Challenge: Provide the number of lines containing the word "Hispanic", and nothing else.
○ ○ ○ ○ ○
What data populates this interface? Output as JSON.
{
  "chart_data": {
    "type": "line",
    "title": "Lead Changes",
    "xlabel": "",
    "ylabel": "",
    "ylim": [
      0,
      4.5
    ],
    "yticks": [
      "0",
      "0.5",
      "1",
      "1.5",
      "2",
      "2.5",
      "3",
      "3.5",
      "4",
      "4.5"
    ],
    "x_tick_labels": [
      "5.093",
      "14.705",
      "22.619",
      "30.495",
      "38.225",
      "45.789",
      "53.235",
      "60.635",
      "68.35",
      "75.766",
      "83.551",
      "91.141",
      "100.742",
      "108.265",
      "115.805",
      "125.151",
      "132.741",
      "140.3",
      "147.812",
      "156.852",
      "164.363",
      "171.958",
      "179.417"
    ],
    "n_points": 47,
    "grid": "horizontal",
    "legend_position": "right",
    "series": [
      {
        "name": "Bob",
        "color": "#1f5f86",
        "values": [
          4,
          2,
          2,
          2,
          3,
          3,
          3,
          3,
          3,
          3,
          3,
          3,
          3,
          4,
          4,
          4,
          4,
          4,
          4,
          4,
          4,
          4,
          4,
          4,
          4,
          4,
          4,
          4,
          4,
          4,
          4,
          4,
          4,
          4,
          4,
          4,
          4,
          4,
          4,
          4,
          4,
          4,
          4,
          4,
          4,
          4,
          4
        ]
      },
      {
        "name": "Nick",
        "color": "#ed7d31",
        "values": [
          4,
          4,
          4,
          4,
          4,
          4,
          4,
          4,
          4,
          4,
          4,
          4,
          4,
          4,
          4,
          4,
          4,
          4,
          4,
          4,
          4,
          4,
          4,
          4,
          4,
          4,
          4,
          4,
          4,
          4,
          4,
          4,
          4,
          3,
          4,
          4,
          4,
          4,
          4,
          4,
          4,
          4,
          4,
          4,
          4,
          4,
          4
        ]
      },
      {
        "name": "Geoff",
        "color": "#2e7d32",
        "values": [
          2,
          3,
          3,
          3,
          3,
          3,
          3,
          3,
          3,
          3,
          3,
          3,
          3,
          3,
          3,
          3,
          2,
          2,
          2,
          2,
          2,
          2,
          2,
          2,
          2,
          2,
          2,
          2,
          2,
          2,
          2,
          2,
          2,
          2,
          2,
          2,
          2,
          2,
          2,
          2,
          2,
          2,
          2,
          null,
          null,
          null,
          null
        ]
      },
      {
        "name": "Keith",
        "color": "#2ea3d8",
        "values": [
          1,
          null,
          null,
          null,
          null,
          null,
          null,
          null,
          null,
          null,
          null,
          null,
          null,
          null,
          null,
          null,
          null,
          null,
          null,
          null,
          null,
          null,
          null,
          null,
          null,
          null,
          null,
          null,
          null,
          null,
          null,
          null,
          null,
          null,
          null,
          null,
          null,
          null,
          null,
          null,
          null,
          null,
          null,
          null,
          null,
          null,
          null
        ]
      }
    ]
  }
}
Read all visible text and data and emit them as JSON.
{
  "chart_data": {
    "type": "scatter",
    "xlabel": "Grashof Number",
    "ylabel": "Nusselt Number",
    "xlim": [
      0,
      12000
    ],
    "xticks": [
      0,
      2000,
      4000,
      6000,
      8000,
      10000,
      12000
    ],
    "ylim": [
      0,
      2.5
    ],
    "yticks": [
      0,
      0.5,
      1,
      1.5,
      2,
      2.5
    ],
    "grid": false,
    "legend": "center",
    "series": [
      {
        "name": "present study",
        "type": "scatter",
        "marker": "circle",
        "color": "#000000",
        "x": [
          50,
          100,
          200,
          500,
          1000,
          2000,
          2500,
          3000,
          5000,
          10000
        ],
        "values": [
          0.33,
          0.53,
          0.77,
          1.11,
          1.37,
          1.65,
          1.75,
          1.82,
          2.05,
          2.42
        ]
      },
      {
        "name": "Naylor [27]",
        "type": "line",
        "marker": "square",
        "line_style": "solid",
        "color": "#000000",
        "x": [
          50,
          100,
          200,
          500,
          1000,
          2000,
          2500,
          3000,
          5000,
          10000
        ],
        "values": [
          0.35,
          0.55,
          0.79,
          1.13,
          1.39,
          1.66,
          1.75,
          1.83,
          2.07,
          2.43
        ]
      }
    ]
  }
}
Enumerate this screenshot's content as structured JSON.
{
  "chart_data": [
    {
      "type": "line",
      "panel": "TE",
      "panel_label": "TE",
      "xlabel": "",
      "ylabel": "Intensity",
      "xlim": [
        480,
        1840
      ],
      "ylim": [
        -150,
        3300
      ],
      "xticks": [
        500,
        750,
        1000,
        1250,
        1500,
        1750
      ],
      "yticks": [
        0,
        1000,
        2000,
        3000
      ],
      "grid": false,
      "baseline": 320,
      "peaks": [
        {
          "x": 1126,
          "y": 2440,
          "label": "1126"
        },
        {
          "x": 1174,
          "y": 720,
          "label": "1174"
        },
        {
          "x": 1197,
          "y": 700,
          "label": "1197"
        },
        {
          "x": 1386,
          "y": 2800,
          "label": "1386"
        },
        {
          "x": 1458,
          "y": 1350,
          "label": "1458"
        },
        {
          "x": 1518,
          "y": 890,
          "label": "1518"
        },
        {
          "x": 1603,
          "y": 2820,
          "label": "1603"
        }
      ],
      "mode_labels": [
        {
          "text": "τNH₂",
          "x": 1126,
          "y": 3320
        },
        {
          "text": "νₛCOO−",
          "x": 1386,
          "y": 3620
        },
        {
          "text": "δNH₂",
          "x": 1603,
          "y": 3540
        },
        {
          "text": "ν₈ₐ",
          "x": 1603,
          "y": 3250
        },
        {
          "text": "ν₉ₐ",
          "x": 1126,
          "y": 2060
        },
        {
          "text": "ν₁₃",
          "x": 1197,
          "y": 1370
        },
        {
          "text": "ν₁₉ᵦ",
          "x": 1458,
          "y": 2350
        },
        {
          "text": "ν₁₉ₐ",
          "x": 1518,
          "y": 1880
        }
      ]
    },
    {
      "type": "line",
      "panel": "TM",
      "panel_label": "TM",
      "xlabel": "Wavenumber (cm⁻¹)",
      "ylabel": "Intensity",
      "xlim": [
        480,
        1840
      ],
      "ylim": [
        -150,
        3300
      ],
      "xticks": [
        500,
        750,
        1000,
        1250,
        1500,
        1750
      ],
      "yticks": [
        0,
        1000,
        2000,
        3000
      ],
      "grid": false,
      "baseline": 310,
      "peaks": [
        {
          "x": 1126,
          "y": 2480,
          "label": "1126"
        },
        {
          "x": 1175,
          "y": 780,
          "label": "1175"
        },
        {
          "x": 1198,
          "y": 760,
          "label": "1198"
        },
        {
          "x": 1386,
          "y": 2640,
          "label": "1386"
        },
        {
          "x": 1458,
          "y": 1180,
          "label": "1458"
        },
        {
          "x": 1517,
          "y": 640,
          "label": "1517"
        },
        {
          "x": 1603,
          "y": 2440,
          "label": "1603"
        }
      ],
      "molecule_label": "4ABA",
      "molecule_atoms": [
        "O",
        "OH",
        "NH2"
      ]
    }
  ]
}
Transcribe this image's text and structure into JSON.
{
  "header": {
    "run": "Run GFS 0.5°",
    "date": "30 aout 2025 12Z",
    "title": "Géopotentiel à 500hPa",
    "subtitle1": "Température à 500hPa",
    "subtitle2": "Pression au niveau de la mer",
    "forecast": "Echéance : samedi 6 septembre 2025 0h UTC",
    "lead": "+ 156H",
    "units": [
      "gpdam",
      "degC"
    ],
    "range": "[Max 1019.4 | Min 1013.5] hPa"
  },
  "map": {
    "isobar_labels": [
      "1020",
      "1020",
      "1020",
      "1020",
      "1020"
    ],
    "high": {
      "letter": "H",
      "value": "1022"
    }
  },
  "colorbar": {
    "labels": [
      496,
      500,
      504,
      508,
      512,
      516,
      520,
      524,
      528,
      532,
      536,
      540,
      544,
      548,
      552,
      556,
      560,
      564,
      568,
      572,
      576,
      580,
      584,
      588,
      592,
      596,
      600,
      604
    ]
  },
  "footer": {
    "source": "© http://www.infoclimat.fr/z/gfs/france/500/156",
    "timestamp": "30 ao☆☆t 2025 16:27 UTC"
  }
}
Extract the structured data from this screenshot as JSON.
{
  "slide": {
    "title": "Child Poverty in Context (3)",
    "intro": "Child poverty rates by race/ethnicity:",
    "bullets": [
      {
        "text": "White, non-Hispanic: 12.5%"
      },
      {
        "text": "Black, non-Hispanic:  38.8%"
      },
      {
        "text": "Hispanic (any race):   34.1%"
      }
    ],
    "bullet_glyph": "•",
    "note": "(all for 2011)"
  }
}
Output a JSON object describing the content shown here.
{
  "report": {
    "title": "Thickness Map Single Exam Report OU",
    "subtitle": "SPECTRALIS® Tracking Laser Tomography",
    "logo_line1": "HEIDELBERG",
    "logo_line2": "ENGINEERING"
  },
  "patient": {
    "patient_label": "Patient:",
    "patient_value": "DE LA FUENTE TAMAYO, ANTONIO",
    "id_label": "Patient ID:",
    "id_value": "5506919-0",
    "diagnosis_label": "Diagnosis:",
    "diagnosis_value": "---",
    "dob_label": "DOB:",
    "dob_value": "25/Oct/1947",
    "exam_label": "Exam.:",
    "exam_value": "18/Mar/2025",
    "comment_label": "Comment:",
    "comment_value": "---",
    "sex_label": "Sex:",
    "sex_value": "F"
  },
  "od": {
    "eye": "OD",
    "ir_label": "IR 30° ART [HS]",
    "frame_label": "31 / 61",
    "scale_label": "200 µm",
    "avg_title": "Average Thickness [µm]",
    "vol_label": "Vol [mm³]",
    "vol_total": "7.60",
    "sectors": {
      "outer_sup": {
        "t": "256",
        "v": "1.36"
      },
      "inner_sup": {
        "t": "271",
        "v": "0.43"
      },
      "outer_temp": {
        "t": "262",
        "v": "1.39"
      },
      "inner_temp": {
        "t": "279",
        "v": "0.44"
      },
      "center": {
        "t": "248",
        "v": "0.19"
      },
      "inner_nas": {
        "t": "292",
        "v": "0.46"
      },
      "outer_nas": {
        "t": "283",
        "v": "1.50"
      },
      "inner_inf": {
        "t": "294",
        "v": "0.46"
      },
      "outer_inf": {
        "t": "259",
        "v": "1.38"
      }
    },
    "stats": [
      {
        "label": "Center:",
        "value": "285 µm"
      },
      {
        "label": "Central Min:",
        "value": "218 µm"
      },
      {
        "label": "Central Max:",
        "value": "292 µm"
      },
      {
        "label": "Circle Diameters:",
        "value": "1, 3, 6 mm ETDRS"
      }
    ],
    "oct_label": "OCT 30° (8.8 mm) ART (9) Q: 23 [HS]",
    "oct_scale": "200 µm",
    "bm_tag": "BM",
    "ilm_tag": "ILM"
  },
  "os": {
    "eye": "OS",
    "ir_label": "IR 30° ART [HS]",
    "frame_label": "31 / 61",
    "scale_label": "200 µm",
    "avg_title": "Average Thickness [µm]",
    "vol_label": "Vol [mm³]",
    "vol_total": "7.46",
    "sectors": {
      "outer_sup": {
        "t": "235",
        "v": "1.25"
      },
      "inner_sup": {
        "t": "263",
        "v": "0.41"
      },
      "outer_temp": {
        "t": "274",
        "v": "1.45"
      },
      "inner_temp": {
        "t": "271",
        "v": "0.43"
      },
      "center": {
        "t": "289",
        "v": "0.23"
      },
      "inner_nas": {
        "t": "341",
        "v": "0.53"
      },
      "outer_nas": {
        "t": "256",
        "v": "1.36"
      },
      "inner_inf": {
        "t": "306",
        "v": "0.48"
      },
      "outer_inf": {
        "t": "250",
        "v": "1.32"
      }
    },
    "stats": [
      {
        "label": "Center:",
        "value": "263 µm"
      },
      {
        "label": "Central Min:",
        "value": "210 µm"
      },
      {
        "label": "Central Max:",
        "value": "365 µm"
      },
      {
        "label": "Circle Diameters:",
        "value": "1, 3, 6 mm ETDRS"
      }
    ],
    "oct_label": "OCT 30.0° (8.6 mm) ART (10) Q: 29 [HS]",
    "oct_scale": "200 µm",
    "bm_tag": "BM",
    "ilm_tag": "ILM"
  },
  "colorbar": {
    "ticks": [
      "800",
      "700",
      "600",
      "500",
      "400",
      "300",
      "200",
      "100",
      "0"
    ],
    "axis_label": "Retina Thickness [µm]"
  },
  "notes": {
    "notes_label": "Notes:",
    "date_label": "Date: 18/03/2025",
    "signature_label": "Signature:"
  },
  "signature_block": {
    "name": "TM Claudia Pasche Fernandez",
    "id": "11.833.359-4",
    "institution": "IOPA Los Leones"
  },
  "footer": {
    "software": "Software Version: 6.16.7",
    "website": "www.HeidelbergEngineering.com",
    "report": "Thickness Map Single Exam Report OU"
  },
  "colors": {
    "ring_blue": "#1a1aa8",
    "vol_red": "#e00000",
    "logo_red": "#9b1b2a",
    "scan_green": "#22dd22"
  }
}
○ ○ ○ ○ ○
Solution to the exercise: 3